▶ _Stated goal_:
Count each line in which the word "this" appears. Reply with the total and nothing more.

▶ _Records supplied_:
————————
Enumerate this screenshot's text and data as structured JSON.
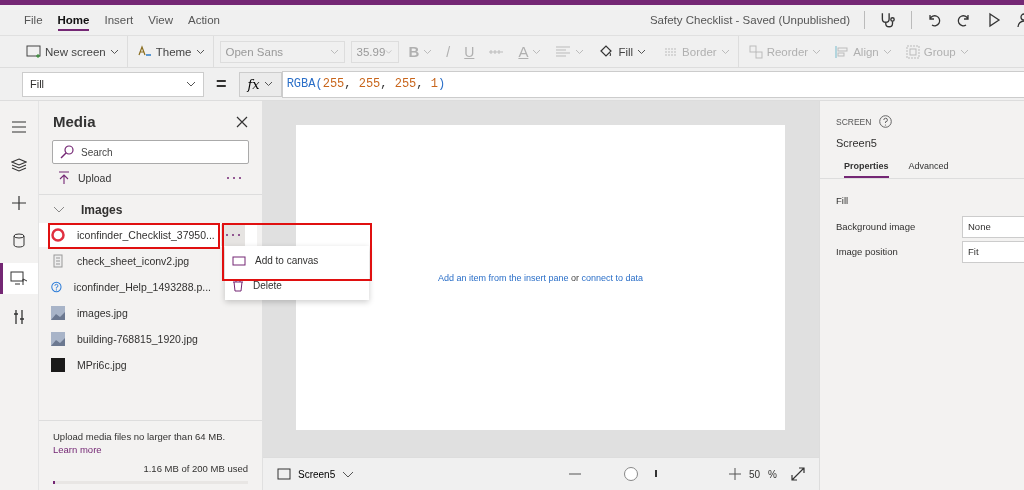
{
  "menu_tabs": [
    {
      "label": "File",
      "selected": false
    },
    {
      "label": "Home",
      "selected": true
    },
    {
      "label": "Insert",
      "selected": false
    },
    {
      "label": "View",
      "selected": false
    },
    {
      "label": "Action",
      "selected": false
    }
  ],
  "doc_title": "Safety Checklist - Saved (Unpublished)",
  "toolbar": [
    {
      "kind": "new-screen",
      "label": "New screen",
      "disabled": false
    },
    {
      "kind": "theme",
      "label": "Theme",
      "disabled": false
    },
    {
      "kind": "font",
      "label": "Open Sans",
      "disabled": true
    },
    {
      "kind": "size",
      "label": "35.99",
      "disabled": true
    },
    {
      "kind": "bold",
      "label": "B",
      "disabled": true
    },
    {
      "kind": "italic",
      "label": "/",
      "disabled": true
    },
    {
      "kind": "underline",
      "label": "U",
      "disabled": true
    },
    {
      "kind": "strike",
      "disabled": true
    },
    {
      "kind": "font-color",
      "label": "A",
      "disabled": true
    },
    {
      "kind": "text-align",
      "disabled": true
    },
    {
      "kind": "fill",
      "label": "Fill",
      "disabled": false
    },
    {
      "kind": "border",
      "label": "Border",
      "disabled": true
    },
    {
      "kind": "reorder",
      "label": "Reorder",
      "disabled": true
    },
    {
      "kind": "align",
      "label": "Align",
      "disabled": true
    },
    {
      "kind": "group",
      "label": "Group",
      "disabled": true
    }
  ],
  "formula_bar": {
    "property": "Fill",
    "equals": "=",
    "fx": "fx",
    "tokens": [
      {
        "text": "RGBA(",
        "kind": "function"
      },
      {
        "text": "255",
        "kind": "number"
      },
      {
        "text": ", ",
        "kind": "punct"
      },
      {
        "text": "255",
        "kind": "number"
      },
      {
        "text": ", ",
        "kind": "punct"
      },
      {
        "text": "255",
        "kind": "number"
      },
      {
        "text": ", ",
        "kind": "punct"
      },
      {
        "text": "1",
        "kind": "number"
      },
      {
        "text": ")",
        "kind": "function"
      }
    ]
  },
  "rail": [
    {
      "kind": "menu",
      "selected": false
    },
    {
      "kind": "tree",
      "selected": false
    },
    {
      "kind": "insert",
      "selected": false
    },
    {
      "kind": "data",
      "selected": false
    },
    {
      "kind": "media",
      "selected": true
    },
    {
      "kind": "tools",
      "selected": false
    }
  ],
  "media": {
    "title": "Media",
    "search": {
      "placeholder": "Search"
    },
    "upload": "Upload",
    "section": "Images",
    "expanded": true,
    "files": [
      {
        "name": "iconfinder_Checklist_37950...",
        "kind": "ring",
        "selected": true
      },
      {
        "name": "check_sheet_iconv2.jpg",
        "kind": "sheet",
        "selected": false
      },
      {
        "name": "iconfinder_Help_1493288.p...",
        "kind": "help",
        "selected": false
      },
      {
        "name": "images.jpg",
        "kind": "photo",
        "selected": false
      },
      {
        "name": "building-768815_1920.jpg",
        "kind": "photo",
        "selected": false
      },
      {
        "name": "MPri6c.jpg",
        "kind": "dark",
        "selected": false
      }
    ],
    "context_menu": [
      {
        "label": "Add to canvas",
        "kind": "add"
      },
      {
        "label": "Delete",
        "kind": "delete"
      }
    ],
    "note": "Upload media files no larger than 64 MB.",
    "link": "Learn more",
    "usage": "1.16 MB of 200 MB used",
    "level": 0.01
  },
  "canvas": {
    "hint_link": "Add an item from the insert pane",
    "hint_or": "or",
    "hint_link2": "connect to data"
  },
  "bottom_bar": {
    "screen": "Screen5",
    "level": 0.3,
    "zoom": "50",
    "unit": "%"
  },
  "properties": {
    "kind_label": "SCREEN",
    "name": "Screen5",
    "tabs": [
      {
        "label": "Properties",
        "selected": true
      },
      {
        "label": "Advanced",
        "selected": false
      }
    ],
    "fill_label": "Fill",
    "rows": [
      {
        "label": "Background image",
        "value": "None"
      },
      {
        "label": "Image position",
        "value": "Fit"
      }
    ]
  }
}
————————
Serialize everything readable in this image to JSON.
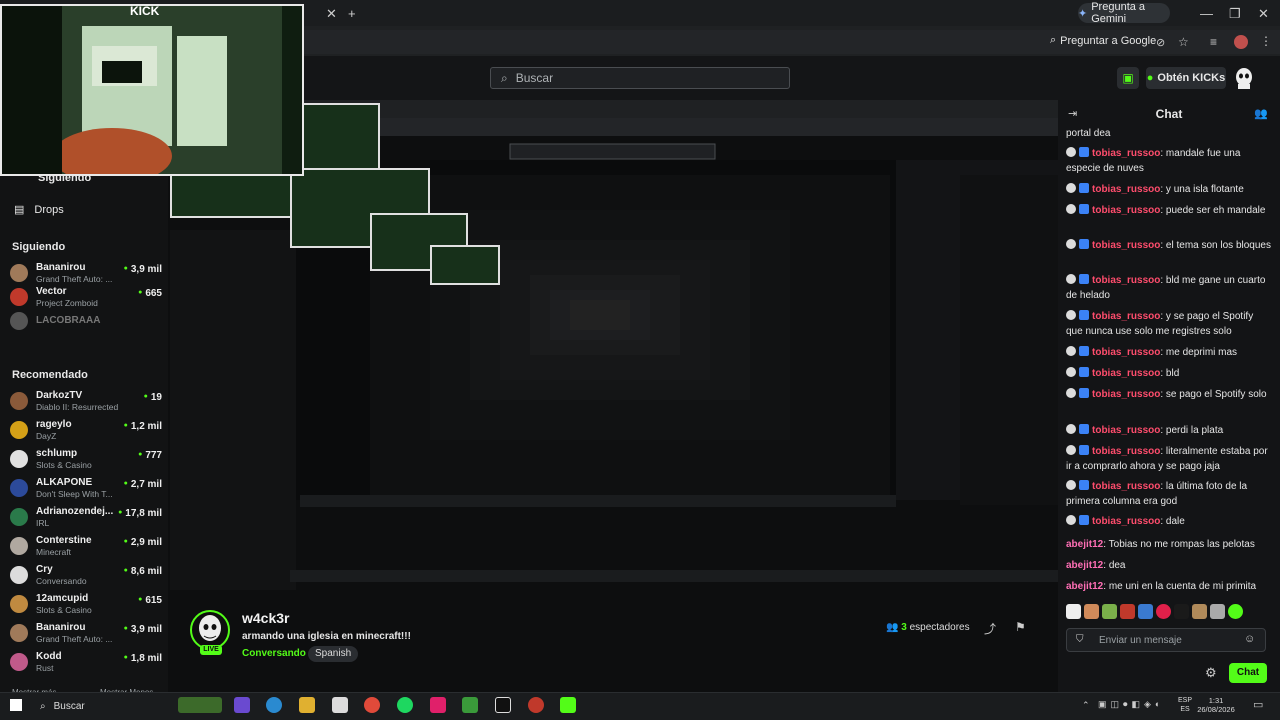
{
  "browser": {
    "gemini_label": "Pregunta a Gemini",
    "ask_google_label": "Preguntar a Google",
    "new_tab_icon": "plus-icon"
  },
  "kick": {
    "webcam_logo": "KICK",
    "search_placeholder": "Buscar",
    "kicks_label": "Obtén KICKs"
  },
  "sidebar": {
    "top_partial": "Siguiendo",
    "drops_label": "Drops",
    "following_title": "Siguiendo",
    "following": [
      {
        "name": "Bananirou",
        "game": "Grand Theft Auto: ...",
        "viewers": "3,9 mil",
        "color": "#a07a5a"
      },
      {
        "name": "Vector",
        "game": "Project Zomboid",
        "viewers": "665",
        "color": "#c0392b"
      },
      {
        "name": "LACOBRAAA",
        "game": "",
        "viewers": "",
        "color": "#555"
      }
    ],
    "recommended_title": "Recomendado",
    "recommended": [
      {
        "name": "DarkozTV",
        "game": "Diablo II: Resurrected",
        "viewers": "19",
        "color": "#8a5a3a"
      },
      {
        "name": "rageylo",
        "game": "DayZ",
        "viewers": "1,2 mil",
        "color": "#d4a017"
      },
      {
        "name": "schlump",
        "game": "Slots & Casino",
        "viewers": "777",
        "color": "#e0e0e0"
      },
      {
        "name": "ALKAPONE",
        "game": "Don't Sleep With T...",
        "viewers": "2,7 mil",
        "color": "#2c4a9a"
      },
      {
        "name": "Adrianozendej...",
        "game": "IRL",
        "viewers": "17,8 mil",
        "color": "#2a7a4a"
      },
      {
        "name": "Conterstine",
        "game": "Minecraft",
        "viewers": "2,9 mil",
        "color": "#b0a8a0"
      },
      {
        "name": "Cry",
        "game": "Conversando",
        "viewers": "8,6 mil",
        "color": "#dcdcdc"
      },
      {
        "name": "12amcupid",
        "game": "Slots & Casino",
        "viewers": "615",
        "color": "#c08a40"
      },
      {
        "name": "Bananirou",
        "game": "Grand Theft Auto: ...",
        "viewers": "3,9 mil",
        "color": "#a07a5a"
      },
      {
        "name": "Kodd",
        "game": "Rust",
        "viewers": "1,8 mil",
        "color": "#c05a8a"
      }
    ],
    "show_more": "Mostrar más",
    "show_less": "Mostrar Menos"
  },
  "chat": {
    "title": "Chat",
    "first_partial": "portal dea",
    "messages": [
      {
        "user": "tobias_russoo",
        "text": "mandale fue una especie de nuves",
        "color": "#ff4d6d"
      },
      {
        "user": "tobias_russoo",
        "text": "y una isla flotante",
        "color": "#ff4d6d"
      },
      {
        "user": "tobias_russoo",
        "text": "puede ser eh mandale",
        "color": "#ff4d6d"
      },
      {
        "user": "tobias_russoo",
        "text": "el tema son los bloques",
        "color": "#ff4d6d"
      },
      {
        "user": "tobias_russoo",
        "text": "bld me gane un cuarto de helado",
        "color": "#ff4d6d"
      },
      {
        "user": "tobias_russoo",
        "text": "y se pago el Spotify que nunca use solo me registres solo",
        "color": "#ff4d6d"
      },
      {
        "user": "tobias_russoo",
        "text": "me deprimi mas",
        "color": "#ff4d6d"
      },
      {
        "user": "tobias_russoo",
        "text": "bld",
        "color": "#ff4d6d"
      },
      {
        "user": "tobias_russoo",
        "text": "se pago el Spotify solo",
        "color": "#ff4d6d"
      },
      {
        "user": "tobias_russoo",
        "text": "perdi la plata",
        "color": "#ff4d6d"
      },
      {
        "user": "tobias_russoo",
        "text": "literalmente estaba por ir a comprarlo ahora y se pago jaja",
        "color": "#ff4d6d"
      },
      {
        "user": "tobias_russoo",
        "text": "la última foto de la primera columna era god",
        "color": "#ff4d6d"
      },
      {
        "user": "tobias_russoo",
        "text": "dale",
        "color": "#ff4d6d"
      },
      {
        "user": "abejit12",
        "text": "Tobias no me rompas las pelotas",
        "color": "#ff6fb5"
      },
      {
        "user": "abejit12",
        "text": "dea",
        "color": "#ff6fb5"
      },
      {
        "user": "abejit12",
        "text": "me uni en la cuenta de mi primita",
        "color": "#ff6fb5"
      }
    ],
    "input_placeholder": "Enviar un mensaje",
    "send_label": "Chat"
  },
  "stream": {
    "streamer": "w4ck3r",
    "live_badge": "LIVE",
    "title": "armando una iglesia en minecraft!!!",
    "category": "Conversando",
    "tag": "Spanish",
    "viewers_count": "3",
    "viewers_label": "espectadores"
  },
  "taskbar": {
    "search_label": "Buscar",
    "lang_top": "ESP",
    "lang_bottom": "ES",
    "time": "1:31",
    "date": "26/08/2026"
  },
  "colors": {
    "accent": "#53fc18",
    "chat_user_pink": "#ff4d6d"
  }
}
————————
▶ _Exercise result_:
2